Dataset listings of figures:
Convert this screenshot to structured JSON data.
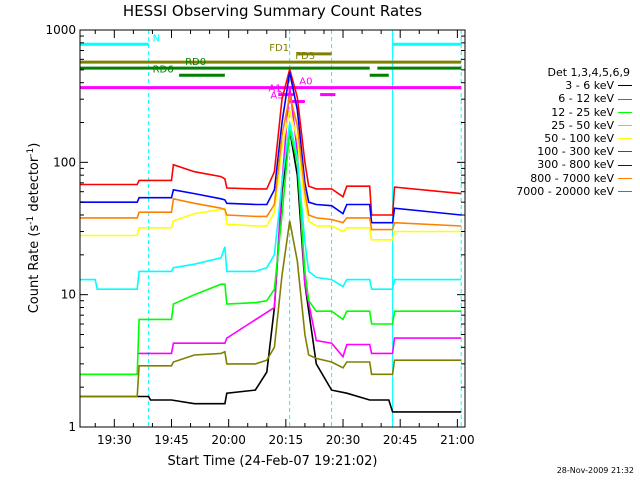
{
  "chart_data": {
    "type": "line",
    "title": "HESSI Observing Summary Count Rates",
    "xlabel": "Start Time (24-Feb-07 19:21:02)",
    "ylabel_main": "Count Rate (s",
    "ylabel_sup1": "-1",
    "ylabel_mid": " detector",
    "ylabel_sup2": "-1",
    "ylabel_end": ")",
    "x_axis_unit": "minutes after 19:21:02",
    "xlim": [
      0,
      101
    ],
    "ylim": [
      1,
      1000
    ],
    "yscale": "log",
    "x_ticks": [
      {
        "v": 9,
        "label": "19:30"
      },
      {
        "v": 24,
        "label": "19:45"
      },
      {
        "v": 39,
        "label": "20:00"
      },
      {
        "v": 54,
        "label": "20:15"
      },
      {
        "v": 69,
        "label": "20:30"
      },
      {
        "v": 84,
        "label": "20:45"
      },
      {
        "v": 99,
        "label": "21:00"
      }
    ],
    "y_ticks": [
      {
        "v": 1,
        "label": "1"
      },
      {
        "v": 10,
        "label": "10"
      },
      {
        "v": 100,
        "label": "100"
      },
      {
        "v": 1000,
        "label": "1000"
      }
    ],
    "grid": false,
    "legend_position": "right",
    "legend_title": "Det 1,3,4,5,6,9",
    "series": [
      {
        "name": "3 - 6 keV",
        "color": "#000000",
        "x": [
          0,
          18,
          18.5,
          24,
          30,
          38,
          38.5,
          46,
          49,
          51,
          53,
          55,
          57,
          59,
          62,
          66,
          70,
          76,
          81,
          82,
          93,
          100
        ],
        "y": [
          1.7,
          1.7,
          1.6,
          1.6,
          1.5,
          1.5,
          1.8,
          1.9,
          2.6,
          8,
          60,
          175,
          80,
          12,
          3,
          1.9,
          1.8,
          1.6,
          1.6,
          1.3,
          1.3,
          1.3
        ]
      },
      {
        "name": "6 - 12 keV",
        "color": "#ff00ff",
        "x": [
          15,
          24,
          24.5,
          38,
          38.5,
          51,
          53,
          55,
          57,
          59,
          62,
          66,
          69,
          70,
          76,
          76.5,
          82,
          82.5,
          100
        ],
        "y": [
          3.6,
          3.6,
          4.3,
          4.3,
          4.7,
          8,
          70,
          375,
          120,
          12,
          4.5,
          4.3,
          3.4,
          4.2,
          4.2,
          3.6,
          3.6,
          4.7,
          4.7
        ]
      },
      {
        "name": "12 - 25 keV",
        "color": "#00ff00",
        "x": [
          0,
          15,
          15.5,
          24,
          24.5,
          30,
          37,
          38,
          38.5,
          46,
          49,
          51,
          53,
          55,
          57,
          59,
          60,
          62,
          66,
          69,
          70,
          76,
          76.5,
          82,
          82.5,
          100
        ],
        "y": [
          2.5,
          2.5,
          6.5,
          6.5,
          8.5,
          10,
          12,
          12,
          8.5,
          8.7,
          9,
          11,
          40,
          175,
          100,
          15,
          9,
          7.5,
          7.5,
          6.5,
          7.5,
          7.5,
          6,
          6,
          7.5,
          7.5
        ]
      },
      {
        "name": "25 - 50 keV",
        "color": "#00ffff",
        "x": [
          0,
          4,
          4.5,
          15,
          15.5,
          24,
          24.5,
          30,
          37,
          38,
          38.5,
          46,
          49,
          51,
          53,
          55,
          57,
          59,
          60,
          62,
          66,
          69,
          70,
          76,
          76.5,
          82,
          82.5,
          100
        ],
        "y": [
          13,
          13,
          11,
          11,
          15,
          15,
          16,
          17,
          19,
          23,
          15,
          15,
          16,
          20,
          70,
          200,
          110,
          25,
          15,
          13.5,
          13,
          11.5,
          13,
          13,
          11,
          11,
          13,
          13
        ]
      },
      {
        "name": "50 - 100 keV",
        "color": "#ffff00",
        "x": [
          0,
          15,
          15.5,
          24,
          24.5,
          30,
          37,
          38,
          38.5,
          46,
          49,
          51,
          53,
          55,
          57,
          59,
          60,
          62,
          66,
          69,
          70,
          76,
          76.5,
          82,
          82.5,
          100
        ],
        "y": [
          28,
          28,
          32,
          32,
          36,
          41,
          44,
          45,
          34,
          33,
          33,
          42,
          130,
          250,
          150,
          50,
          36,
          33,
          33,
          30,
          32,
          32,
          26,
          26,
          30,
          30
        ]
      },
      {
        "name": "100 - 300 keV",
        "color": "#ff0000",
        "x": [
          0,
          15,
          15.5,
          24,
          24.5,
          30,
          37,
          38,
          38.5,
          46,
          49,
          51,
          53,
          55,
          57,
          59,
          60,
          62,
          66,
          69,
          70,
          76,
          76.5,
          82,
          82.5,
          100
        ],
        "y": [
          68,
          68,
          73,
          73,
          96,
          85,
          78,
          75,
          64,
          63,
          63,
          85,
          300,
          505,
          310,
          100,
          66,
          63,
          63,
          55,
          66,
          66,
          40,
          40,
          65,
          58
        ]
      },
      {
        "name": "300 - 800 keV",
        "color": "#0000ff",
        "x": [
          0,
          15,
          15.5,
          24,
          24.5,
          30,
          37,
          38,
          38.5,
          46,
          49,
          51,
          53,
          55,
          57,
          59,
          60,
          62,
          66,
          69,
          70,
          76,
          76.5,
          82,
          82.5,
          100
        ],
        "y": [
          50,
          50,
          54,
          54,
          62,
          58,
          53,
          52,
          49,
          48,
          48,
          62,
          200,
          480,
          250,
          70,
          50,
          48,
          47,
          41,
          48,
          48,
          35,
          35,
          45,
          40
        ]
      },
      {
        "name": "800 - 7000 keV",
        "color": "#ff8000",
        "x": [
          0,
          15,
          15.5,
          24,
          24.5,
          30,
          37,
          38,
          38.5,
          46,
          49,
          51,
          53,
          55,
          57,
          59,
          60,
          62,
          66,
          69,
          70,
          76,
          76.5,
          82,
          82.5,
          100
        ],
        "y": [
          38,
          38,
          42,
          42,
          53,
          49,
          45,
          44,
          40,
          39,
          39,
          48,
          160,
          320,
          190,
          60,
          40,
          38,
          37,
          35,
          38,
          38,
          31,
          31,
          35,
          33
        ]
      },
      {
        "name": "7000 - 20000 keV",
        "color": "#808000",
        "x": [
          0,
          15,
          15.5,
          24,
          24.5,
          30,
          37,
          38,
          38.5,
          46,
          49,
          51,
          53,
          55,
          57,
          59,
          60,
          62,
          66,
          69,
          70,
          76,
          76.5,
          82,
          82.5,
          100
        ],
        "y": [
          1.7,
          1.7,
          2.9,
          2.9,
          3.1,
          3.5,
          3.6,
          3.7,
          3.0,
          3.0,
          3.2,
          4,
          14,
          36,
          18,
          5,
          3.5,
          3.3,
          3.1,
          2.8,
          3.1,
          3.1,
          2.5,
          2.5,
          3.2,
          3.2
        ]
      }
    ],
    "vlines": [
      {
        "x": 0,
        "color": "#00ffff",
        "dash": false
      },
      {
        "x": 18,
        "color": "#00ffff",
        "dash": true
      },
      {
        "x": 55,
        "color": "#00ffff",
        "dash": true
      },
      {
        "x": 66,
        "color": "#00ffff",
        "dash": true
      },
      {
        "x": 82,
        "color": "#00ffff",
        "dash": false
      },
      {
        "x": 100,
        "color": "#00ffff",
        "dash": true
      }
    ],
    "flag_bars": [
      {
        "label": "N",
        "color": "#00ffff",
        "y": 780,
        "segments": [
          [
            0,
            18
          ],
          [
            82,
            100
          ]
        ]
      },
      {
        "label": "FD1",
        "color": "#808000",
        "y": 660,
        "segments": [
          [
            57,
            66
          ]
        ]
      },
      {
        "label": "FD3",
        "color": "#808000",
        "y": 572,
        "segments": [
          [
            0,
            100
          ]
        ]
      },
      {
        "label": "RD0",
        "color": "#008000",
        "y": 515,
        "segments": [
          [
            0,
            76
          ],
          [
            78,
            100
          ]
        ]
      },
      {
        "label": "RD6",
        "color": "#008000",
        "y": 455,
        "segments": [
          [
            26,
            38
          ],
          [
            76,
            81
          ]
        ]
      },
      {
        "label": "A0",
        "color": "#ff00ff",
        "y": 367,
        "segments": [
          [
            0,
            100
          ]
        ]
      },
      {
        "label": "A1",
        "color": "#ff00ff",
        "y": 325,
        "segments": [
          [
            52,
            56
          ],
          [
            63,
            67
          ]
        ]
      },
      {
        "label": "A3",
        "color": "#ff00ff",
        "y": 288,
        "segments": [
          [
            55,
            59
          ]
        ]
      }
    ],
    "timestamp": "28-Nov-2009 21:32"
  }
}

==

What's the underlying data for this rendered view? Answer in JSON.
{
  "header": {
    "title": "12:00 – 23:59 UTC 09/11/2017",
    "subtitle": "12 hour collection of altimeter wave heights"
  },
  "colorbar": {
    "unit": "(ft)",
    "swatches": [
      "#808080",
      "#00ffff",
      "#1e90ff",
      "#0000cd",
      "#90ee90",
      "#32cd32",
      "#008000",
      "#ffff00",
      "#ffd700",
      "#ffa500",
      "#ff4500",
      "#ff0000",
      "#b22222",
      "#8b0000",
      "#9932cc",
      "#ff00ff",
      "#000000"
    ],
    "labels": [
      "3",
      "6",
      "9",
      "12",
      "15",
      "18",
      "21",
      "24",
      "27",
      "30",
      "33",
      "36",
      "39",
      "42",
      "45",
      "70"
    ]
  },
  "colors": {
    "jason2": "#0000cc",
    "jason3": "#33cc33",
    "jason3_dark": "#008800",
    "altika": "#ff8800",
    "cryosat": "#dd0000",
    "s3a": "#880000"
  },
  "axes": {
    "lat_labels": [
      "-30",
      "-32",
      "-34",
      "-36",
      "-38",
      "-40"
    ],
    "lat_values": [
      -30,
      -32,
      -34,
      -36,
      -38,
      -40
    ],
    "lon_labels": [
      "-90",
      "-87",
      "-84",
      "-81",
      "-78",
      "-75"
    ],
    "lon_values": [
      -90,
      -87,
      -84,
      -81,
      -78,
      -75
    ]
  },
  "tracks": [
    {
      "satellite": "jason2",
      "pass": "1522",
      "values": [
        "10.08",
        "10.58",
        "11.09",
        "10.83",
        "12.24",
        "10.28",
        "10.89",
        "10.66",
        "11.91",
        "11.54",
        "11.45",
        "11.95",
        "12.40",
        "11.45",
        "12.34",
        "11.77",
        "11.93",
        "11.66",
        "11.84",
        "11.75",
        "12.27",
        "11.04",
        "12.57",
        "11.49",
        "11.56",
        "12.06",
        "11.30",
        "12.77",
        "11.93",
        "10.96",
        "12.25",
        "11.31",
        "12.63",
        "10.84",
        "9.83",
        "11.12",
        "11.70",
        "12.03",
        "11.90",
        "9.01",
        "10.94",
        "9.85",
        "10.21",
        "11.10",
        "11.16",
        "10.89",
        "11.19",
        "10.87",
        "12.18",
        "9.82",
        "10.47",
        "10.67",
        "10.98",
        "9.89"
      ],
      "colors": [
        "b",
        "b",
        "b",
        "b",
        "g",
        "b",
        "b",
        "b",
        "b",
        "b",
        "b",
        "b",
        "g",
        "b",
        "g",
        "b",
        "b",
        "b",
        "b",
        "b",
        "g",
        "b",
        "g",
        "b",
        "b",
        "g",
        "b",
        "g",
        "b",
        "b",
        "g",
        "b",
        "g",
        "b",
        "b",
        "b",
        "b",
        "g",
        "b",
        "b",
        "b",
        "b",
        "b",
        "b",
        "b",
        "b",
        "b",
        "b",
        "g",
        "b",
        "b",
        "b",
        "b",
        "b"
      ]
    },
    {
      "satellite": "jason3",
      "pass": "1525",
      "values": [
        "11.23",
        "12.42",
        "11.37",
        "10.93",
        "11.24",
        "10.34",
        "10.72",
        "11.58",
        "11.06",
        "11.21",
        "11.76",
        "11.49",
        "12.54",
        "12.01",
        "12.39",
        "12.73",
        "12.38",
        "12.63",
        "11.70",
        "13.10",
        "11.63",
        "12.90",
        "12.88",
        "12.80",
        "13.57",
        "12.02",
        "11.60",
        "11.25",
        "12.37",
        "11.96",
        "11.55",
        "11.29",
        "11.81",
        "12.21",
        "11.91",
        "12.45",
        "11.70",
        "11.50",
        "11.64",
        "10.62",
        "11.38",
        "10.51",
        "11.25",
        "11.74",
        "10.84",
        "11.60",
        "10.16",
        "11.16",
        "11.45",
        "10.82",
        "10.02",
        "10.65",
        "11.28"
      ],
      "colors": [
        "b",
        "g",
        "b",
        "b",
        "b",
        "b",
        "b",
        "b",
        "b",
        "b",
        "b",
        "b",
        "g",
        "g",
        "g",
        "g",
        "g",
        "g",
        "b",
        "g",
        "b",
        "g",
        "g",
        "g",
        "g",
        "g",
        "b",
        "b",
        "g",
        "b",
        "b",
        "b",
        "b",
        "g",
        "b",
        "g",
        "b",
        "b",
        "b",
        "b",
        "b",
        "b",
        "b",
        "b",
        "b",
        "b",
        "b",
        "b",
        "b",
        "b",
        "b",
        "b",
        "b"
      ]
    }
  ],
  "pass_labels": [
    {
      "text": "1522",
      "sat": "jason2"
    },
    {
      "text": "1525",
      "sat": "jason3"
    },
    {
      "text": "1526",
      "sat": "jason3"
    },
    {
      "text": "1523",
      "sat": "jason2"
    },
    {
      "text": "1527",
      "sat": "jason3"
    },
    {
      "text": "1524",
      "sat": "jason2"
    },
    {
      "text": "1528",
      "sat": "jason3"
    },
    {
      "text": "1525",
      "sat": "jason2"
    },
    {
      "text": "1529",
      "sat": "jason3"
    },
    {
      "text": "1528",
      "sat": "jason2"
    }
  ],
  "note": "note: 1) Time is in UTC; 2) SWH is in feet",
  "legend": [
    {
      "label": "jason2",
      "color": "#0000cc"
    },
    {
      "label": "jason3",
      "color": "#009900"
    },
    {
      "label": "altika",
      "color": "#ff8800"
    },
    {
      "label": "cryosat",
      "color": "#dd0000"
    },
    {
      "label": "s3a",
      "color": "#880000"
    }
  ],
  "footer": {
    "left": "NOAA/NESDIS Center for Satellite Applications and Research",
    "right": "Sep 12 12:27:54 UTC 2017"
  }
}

--

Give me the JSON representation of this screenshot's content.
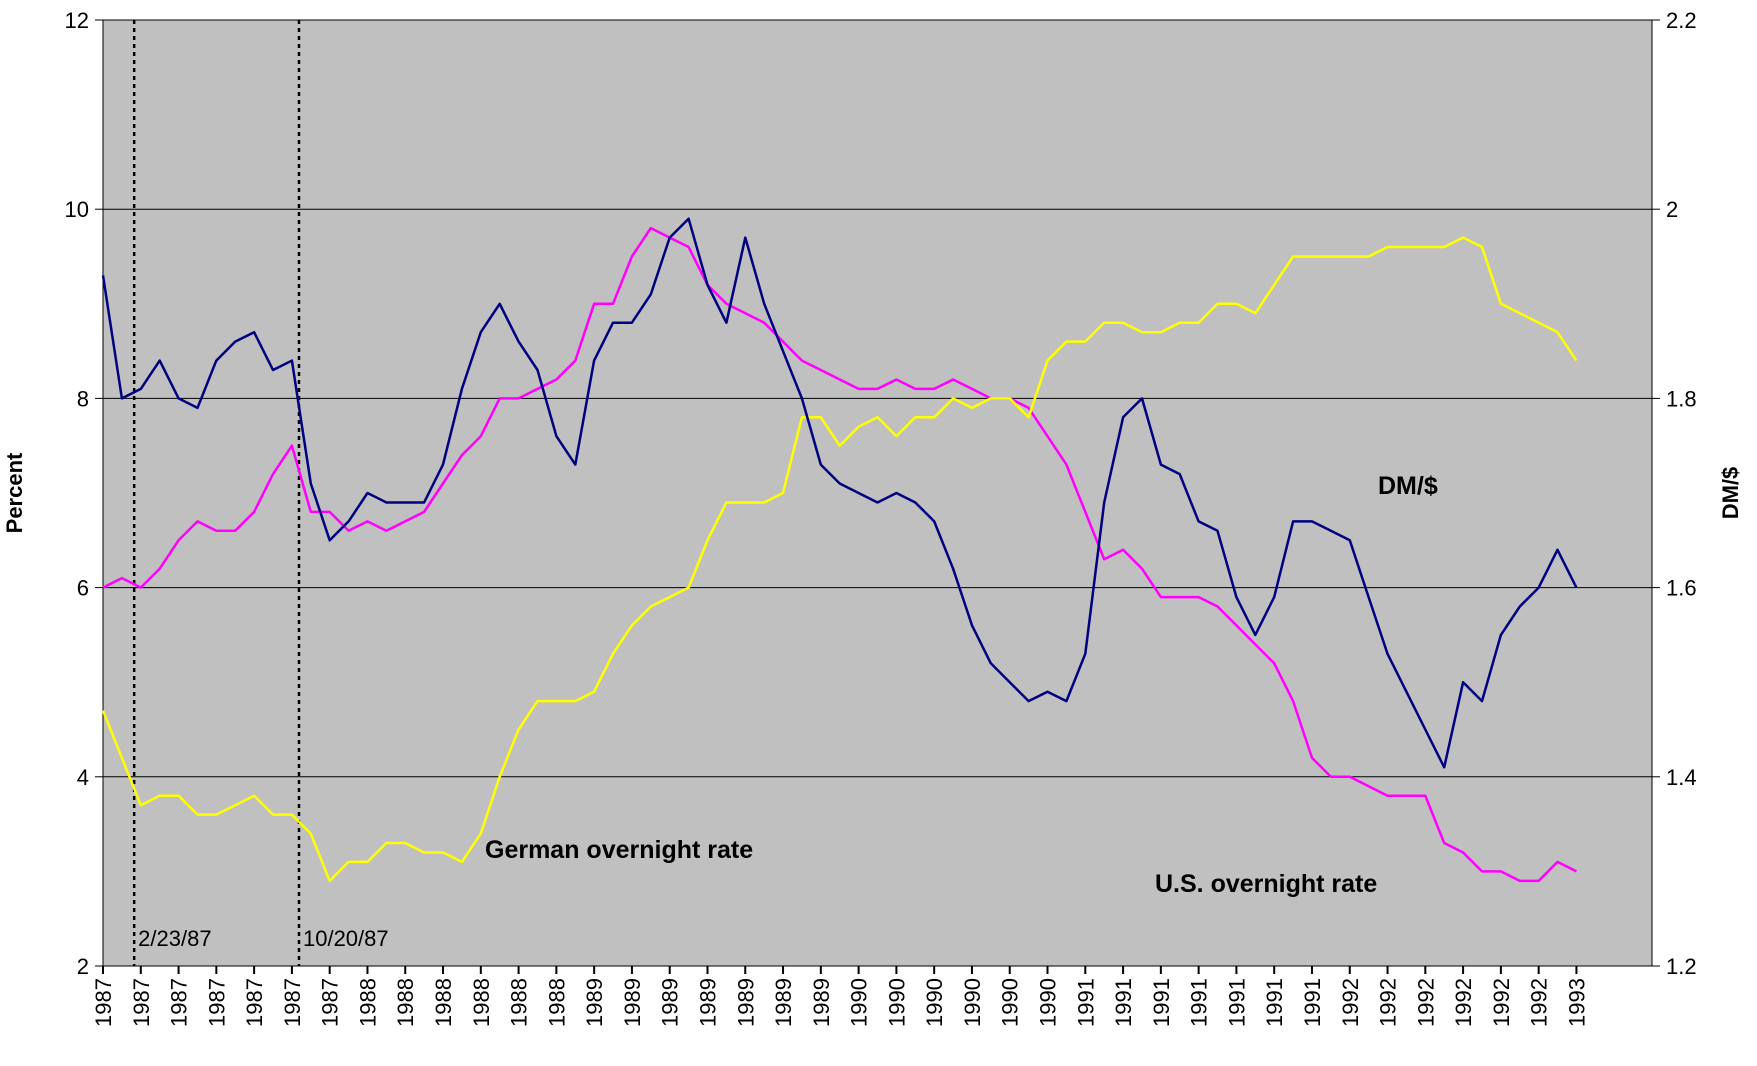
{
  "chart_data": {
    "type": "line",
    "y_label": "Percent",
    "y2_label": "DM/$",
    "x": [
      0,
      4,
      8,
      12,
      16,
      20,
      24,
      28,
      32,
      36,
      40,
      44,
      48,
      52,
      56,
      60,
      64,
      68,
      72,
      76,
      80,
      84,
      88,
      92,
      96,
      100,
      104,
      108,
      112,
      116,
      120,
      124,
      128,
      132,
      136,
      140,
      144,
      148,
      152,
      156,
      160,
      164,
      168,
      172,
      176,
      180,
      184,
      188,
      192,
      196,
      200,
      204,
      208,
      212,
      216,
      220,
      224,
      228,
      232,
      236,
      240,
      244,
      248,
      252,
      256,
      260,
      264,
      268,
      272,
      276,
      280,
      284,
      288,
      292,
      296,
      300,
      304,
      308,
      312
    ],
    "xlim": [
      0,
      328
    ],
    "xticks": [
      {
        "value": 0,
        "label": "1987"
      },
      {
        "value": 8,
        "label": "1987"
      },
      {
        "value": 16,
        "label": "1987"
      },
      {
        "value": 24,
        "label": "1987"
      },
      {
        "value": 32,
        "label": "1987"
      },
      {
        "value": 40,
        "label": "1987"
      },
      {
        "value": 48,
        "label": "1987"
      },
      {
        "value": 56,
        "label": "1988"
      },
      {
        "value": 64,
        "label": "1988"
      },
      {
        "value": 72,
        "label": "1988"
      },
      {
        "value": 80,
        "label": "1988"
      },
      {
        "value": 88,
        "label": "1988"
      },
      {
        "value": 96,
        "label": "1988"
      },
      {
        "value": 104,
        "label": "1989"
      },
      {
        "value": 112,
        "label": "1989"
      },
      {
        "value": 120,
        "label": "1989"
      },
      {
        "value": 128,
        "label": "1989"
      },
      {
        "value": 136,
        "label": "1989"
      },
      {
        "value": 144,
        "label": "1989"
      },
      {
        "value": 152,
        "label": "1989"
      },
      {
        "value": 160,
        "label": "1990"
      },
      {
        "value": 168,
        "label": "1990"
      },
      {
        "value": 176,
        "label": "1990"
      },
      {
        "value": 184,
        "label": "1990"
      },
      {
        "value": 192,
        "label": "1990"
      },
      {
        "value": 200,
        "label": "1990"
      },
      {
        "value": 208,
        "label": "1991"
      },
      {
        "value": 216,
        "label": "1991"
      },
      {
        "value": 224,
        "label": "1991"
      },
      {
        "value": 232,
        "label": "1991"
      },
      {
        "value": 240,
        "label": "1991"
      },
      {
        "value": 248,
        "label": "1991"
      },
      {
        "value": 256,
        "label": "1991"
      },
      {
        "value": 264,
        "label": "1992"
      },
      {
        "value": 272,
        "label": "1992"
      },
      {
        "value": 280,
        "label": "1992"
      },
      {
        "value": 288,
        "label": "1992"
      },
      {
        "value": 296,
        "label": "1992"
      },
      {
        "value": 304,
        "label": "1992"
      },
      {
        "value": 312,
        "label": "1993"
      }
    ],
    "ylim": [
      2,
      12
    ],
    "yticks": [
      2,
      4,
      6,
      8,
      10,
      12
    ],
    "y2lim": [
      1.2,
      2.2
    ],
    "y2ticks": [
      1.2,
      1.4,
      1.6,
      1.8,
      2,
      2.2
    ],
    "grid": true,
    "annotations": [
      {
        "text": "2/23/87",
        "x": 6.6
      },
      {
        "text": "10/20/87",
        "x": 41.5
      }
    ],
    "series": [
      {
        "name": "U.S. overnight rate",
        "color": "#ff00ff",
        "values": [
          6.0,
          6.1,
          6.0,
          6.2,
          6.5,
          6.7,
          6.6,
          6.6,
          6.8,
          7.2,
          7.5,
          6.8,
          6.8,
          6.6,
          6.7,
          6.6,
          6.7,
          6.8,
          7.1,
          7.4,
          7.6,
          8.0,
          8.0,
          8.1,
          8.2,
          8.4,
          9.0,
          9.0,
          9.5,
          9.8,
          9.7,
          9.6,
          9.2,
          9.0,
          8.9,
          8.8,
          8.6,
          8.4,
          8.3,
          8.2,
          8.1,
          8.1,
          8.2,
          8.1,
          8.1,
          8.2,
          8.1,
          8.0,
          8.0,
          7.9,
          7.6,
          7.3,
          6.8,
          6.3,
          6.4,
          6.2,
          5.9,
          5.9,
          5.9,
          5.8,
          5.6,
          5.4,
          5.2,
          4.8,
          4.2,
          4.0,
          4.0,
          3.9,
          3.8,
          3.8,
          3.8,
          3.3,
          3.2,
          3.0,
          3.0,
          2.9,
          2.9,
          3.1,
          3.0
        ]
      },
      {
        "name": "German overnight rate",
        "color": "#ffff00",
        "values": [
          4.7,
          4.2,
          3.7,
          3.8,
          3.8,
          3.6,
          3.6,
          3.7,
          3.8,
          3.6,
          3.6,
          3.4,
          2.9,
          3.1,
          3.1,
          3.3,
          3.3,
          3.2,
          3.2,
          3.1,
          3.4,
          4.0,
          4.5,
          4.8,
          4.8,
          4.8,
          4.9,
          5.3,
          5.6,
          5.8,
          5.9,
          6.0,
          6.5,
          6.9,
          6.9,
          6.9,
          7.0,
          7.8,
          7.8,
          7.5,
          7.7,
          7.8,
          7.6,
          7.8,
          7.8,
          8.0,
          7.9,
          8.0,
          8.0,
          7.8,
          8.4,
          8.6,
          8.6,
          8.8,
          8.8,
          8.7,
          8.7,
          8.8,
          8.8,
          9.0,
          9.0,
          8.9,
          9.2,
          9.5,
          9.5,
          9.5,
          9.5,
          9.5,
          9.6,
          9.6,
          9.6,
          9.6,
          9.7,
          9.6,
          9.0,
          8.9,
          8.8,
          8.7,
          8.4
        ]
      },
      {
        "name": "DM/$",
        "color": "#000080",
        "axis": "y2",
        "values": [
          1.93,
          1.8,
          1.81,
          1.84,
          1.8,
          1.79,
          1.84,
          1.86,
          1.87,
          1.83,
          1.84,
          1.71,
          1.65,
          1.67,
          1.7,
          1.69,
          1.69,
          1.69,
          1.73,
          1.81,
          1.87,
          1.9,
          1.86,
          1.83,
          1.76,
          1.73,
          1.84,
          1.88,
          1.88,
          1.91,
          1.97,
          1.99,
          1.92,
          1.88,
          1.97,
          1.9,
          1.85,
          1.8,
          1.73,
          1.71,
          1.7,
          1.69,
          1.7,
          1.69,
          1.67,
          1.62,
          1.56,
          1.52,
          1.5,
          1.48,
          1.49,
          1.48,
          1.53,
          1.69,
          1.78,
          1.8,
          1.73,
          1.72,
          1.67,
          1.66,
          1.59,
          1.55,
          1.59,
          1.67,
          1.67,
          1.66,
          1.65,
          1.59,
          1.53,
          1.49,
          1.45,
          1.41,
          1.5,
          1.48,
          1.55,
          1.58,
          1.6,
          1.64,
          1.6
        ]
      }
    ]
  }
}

[WRITTEN PROBLEM]: Determine the number of lines in the listing that contain the string "Count". Write that number and nothing else.

[RESULT FOR THIS EXERCISE]: 2